PROVIDED MATERIAL START
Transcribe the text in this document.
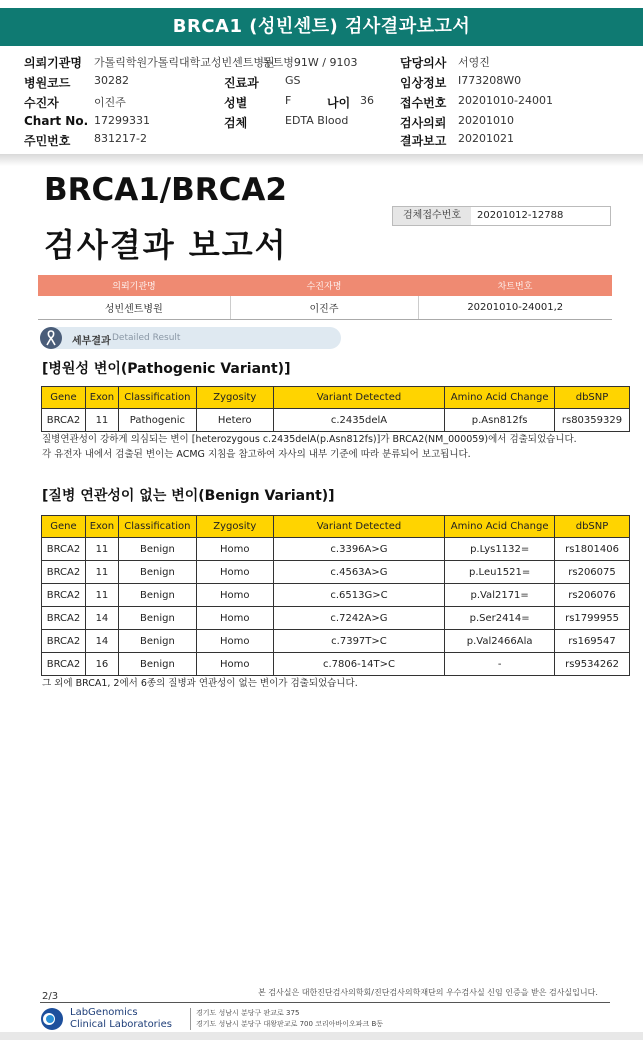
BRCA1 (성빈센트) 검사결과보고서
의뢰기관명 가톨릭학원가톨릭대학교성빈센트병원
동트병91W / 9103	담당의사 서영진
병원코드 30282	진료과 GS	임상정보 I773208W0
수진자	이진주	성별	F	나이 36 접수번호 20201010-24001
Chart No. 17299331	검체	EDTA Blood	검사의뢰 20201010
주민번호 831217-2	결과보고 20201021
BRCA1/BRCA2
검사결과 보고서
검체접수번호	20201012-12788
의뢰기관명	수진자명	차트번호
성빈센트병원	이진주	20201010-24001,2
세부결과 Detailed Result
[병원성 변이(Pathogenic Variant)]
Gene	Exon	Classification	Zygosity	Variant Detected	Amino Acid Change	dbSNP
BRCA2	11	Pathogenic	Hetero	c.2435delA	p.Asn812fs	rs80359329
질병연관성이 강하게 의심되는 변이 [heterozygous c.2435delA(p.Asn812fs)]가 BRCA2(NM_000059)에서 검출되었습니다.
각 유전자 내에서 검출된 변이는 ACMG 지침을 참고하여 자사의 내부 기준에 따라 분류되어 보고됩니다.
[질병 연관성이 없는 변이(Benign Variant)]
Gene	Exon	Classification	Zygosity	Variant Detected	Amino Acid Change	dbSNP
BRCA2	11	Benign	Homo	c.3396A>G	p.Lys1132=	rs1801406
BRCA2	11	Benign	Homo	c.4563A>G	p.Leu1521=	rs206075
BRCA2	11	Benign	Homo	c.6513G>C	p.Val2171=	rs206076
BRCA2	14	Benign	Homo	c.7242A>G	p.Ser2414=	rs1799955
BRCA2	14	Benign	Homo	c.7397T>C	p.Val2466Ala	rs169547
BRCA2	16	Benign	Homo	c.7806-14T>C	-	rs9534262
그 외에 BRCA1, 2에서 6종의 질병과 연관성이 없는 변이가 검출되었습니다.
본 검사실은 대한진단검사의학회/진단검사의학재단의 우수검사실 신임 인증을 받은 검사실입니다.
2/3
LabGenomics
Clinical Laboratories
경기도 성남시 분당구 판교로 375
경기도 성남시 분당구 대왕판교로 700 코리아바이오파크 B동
PROVIDED MATERIAL END
PROVIDED MATERIAL START
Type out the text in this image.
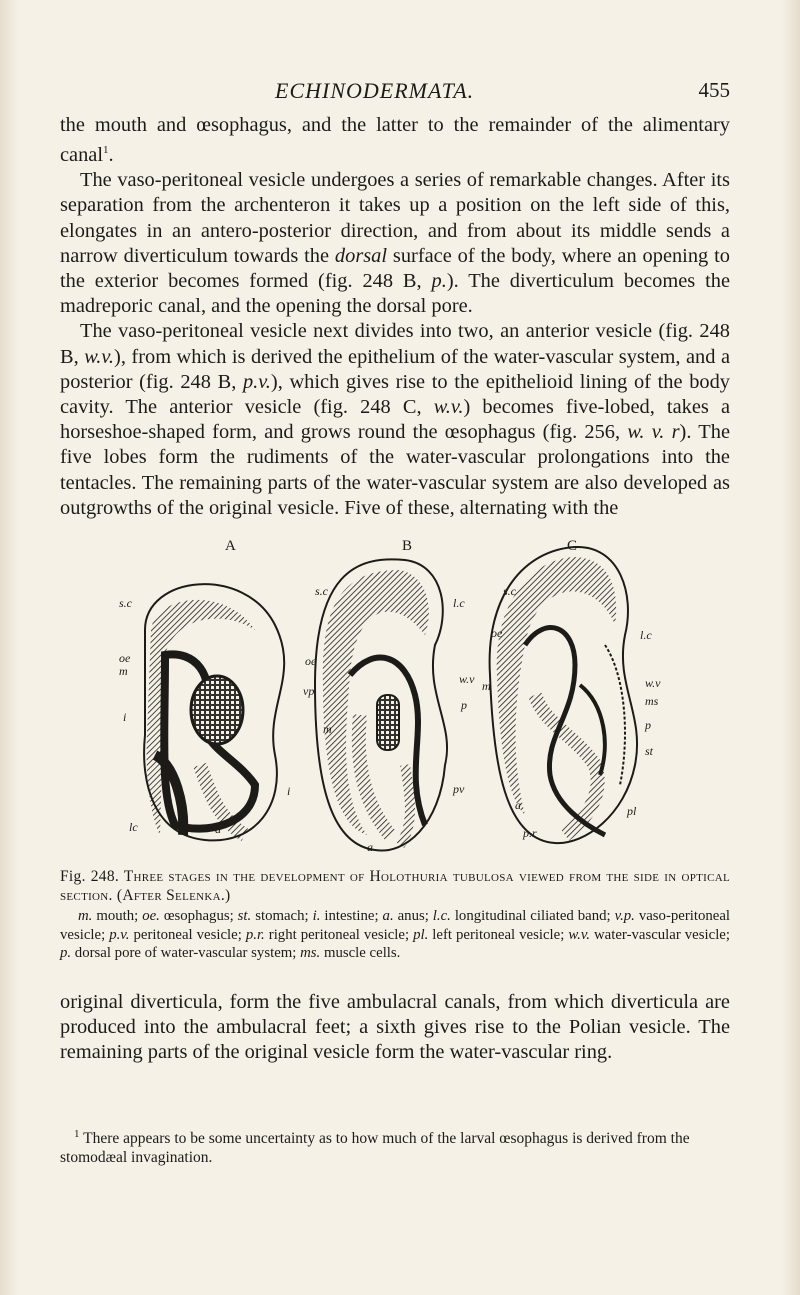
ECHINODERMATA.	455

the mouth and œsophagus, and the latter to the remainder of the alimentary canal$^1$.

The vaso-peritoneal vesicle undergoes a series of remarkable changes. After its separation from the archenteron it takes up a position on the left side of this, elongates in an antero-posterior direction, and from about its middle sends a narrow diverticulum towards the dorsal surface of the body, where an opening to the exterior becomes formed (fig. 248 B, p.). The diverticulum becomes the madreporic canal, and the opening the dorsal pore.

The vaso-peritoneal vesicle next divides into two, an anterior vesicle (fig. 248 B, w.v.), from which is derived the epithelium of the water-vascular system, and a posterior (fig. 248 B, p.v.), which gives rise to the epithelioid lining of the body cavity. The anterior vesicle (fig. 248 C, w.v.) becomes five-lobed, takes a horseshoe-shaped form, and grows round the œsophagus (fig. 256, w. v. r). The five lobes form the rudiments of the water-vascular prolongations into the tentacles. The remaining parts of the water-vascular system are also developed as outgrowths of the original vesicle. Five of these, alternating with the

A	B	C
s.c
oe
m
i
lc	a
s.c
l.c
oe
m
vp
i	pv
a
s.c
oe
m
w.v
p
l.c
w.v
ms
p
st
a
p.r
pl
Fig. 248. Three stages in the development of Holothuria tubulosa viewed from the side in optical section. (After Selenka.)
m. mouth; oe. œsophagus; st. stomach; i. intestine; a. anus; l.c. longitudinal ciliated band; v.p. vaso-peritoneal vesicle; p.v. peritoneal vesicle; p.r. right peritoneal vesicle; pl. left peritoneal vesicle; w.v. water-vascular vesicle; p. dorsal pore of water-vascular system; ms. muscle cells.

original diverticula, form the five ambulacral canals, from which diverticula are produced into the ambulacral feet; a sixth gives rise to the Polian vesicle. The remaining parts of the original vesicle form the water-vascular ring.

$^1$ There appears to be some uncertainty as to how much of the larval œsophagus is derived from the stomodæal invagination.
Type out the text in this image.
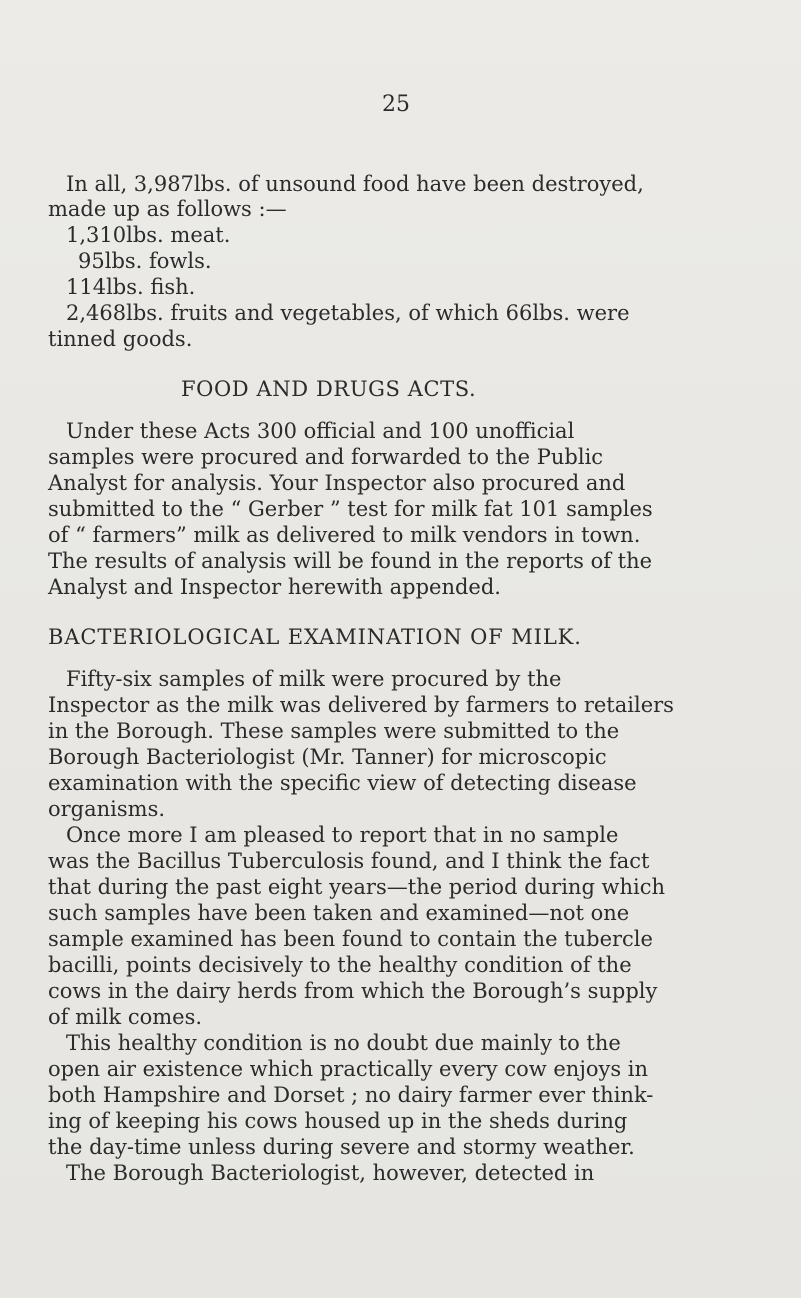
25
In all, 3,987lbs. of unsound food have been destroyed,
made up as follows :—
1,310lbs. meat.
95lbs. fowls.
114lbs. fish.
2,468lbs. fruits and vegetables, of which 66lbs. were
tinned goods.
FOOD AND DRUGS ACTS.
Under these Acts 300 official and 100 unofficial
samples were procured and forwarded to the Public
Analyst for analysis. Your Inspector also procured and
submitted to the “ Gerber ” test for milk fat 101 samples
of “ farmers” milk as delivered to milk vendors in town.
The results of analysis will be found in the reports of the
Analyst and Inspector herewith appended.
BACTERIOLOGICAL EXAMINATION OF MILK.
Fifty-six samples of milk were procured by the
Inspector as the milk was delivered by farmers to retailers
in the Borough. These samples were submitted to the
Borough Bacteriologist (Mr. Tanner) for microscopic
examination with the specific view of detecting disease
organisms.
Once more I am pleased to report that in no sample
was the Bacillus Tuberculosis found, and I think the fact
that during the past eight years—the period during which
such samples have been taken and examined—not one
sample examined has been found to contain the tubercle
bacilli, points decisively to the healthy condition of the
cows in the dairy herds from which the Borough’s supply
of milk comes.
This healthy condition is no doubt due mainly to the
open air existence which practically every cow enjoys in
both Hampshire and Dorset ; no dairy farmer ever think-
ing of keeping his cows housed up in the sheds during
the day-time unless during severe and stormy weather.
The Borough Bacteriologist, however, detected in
PROVIDED MATERIAL END
PROVIDED MATERIAL START
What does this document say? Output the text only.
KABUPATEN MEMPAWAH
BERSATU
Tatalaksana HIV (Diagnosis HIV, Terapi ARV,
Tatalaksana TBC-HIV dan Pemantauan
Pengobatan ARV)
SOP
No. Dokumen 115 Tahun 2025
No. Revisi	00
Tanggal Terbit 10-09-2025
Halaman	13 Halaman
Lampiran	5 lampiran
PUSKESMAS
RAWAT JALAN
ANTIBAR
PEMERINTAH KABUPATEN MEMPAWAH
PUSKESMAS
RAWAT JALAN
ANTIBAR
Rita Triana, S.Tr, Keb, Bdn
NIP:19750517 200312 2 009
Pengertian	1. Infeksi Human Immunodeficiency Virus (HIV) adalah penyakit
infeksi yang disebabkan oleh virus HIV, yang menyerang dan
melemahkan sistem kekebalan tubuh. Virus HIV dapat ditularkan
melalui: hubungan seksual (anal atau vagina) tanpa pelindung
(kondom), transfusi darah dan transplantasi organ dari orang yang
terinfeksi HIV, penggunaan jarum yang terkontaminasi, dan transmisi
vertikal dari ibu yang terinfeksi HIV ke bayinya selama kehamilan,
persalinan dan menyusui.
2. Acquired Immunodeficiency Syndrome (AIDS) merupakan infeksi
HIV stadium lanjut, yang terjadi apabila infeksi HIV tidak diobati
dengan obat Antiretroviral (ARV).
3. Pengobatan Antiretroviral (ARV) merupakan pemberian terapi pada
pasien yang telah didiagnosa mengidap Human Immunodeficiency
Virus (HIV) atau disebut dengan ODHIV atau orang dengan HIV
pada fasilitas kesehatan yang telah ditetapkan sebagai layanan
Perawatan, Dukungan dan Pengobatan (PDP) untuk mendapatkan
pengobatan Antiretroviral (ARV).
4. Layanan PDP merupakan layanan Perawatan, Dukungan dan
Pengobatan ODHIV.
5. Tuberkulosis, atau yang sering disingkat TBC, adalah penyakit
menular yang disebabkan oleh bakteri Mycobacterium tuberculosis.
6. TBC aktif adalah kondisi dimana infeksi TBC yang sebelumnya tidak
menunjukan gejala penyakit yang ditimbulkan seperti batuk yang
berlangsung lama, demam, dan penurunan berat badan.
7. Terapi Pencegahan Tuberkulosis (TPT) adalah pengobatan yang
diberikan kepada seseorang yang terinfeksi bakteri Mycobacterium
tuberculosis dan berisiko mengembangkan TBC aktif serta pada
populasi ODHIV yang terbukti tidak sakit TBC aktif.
PROVIDED MATERIAL END
**THE PROBLEM:**
Only the lines containing the word "document" should be returned from the data above.

**TASK RESPONSE:**
Transcribe the text in this document.
What does this document say? Output the text only.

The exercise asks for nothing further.